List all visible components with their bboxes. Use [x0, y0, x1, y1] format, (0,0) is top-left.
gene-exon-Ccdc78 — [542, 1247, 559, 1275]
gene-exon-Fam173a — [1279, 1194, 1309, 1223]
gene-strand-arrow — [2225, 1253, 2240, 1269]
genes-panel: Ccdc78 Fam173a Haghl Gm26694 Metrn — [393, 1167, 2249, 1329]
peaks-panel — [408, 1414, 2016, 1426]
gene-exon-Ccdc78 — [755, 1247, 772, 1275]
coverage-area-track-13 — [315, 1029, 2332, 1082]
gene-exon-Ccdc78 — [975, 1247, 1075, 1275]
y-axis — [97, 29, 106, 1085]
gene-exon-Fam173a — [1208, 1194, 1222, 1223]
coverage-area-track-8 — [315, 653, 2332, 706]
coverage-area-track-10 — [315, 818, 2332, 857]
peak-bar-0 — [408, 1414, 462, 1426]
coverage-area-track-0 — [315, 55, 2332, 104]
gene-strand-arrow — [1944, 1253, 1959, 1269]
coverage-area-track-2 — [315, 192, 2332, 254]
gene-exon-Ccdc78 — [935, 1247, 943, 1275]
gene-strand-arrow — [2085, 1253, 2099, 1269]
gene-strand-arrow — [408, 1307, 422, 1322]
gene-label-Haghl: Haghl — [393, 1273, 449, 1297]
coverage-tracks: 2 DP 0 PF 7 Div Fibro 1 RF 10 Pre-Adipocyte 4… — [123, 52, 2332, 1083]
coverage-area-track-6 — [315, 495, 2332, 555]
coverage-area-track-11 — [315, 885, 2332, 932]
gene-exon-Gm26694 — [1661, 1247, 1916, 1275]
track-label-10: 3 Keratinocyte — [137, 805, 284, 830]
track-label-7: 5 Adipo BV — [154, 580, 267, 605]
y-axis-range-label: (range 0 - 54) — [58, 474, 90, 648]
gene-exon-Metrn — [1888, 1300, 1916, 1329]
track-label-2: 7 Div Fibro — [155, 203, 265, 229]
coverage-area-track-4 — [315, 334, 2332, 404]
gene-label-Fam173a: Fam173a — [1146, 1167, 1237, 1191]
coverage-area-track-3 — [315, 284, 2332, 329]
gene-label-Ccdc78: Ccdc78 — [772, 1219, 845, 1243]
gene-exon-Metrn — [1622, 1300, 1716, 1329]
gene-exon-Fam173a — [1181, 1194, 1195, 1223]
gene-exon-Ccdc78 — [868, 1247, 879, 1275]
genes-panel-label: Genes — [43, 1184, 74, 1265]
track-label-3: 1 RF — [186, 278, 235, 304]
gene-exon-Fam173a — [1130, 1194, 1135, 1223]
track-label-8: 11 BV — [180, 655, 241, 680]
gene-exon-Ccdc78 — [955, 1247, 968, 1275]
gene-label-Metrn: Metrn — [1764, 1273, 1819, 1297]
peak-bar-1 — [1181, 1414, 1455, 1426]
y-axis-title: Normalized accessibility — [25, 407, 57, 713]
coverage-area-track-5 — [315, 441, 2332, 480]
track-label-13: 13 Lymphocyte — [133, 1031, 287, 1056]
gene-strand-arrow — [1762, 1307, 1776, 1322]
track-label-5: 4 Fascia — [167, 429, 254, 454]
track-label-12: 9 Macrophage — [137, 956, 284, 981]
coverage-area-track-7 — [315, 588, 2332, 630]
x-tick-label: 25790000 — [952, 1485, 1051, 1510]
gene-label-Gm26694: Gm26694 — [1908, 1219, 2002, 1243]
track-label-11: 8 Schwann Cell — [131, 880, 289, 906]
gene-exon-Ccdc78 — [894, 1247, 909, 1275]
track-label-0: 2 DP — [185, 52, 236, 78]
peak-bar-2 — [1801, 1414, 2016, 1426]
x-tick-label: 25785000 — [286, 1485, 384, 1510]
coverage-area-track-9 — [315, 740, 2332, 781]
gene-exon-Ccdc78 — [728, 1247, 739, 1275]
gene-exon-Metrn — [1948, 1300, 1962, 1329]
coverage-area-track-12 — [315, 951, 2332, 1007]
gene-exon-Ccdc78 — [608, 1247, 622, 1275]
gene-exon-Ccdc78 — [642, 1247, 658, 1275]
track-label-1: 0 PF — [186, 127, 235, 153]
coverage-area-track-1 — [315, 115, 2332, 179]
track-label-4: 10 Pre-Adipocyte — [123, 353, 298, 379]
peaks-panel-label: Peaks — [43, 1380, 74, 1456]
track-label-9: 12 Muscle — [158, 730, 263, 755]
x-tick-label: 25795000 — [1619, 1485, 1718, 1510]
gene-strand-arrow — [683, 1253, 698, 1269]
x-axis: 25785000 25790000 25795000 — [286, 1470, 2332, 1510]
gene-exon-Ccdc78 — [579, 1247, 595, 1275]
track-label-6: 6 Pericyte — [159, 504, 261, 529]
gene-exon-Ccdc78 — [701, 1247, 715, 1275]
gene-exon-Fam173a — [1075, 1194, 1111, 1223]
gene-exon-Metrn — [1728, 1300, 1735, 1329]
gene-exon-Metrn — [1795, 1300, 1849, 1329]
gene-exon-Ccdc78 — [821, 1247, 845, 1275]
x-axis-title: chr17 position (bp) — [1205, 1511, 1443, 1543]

> _WHAT IS REQUIRED_:
From the first line to the last, return the listing exactly.

> _SOLVED PROBLEM_:
List all visible components with their bboxes. Use [x0, y0, x1, y1] format, (0,0) is top-left.
gene-exon-Ccdc78 — [542, 1247, 559, 1275]
gene-exon-Fam173a — [1279, 1194, 1309, 1223]
gene-strand-arrow — [2225, 1253, 2240, 1269]
genes-panel: Ccdc78 Fam173a Haghl Gm26694 Metrn — [393, 1167, 2249, 1329]
peaks-panel — [408, 1414, 2016, 1426]
gene-exon-Ccdc78 — [755, 1247, 772, 1275]
coverage-area-track-13 — [315, 1029, 2332, 1082]
gene-exon-Ccdc78 — [975, 1247, 1075, 1275]
y-axis — [97, 29, 106, 1085]
gene-exon-Fam173a — [1208, 1194, 1222, 1223]
coverage-area-track-8 — [315, 653, 2332, 706]
coverage-area-track-10 — [315, 818, 2332, 857]
peak-bar-0 — [408, 1414, 462, 1426]
coverage-area-track-0 — [315, 55, 2332, 104]
gene-strand-arrow — [1944, 1253, 1959, 1269]
coverage-area-track-2 — [315, 192, 2332, 254]
gene-exon-Ccdc78 — [935, 1247, 943, 1275]
gene-strand-arrow — [2085, 1253, 2099, 1269]
gene-strand-arrow — [408, 1307, 422, 1322]
gene-label-Haghl: Haghl — [393, 1273, 449, 1297]
coverage-tracks: 2 DP 0 PF 7 Div Fibro 1 RF 10 Pre-Adipocyte 4… — [123, 52, 2332, 1083]
coverage-area-track-6 — [315, 495, 2332, 555]
coverage-area-track-11 — [315, 885, 2332, 932]
gene-exon-Gm26694 — [1661, 1247, 1916, 1275]
track-label-10: 3 Keratinocyte — [137, 805, 284, 830]
track-label-7: 5 Adipo BV — [154, 580, 267, 605]
y-axis-range-label: (range 0 - 54) — [58, 474, 90, 648]
gene-exon-Metrn — [1888, 1300, 1916, 1329]
track-label-2: 7 Div Fibro — [155, 203, 265, 229]
coverage-area-track-4 — [315, 334, 2332, 404]
gene-label-Fam173a: Fam173a — [1146, 1167, 1237, 1191]
coverage-area-track-3 — [315, 284, 2332, 329]
gene-label-Ccdc78: Ccdc78 — [772, 1219, 845, 1243]
gene-exon-Metrn — [1622, 1300, 1716, 1329]
gene-exon-Fam173a — [1181, 1194, 1195, 1223]
gene-exon-Ccdc78 — [868, 1247, 879, 1275]
genes-panel-label: Genes — [43, 1184, 74, 1265]
track-label-3: 1 RF — [186, 278, 235, 304]
gene-exon-Fam173a — [1130, 1194, 1135, 1223]
track-label-8: 11 BV — [180, 655, 241, 680]
gene-exon-Ccdc78 — [955, 1247, 968, 1275]
gene-label-Metrn: Metrn — [1764, 1273, 1819, 1297]
peak-bar-1 — [1181, 1414, 1455, 1426]
y-axis-title: Normalized accessibility — [25, 407, 57, 713]
coverage-area-track-5 — [315, 441, 2332, 480]
track-label-13: 13 Lymphocyte — [133, 1031, 287, 1056]
gene-strand-arrow — [1762, 1307, 1776, 1322]
track-label-5: 4 Fascia — [167, 429, 254, 454]
track-label-12: 9 Macrophage — [137, 956, 284, 981]
coverage-area-track-7 — [315, 588, 2332, 630]
x-tick-label: 25790000 — [952, 1485, 1051, 1510]
gene-label-Gm26694: Gm26694 — [1908, 1219, 2002, 1243]
track-label-11: 8 Schwann Cell — [131, 880, 289, 906]
gene-exon-Ccdc78 — [894, 1247, 909, 1275]
track-label-0: 2 DP — [185, 52, 236, 78]
peak-bar-2 — [1801, 1414, 2016, 1426]
x-tick-label: 25785000 — [286, 1485, 384, 1510]
coverage-area-track-9 — [315, 740, 2332, 781]
gene-exon-Ccdc78 — [728, 1247, 739, 1275]
gene-exon-Metrn — [1948, 1300, 1962, 1329]
coverage-area-track-12 — [315, 951, 2332, 1007]
gene-exon-Ccdc78 — [608, 1247, 622, 1275]
gene-exon-Ccdc78 — [642, 1247, 658, 1275]
track-label-1: 0 PF — [186, 127, 235, 153]
coverage-area-track-1 — [315, 115, 2332, 179]
track-label-4: 10 Pre-Adipocyte — [123, 353, 298, 379]
peaks-panel-label: Peaks — [43, 1380, 74, 1456]
track-label-9: 12 Muscle — [158, 730, 263, 755]
x-tick-label: 25795000 — [1619, 1485, 1718, 1510]
gene-strand-arrow — [683, 1253, 698, 1269]
x-axis: 25785000 25790000 25795000 — [286, 1470, 2332, 1510]
gene-exon-Ccdc78 — [579, 1247, 595, 1275]
track-label-6: 6 Pericyte — [159, 504, 261, 529]
gene-exon-Ccdc78 — [701, 1247, 715, 1275]
gene-exon-Fam173a — [1075, 1194, 1111, 1223]
gene-exon-Metrn — [1728, 1300, 1735, 1329]
gene-exon-Metrn — [1795, 1300, 1849, 1329]
gene-exon-Ccdc78 — [821, 1247, 845, 1275]
x-axis-title: chr17 position (bp) — [1205, 1511, 1443, 1543]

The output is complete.